***** THE DATA *****
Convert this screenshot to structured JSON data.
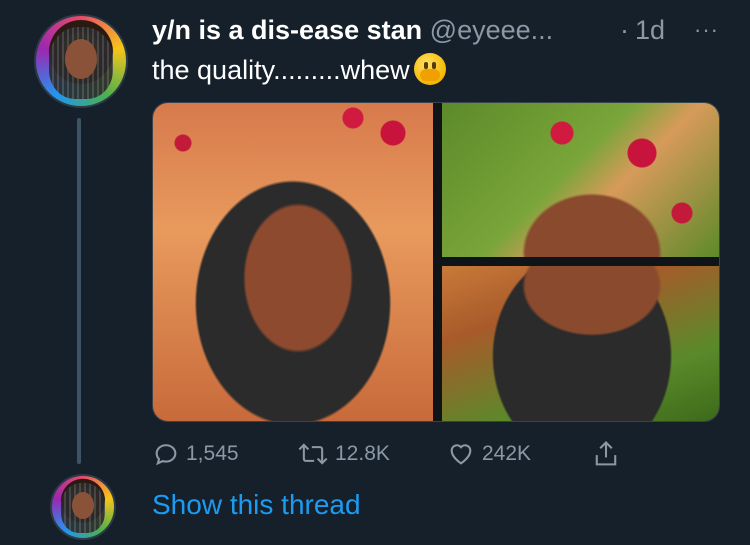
{
  "tweet": {
    "display_name": "y/n is a dis-ease stan",
    "handle": "@eyeee...",
    "separator": "·",
    "time": "1d",
    "more": "···",
    "text": "the quality.........whew",
    "emoji": "hand-over-mouth-emoji"
  },
  "stats": {
    "replies": "1,545",
    "retweets": "12.8K",
    "likes": "242K"
  },
  "show_thread": "Show this thread",
  "colors": {
    "background": "#15202b",
    "secondary_text": "#8b98a5",
    "link": "#1d9bf0",
    "thread_line": "#3d5466"
  }
}
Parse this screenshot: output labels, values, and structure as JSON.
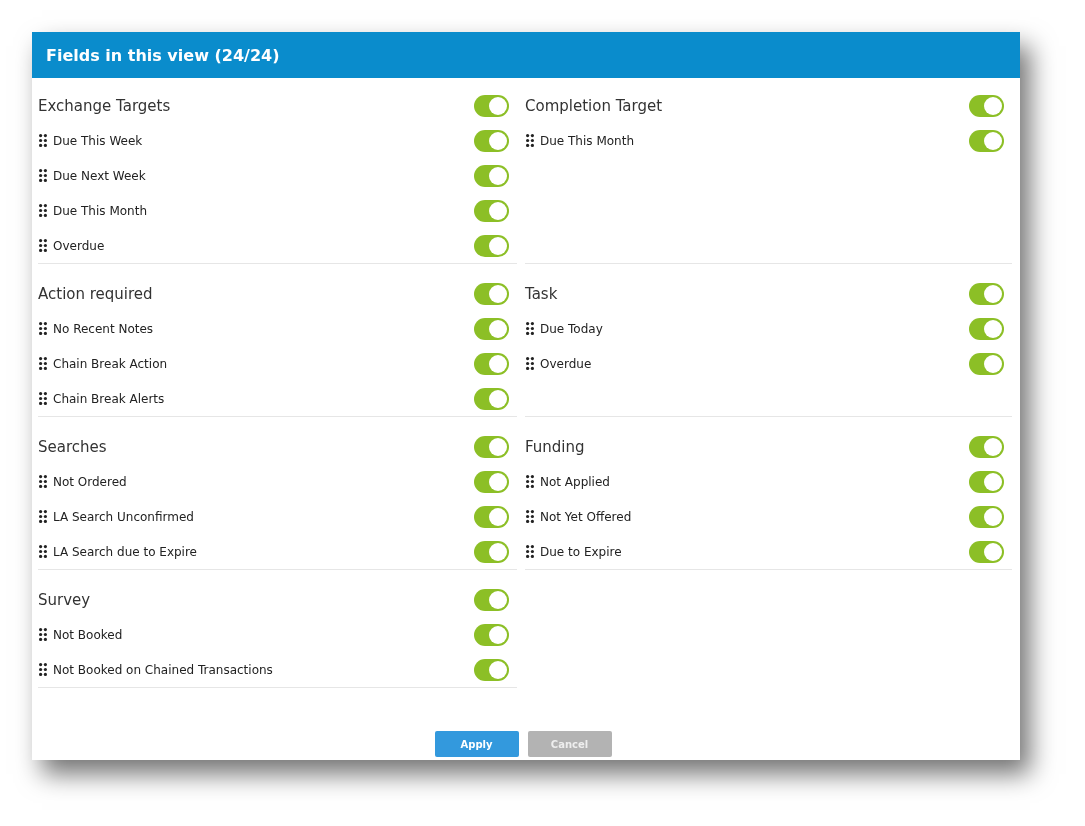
*****
STATED TASK -
Every line should be retyped exactly, with the pictures omitted.

EXPECTED ANSWER -
Convert this screenshot to structured JSON data.
{
  "tweet": {
    "display_name": "y/n is a dis-ease stan",
    "handle": "@eyeee...",
    "separator": "·",
    "time": "1d",
    "more": "···",
    "text": "the quality.........whew",
    "emoji": "hand-over-mouth-emoji"
  },
  "stats": {
    "replies": "1,545",
    "retweets": "12.8K",
    "likes": "242K"
  },
  "show_thread": "Show this thread",
  "colors": {
    "background": "#15202b",
    "secondary_text": "#8b98a5",
    "link": "#1d9bf0",
    "thread_line": "#3d5466"
  }
}
Parse this screenshot: output labels, values, and structure as JSON.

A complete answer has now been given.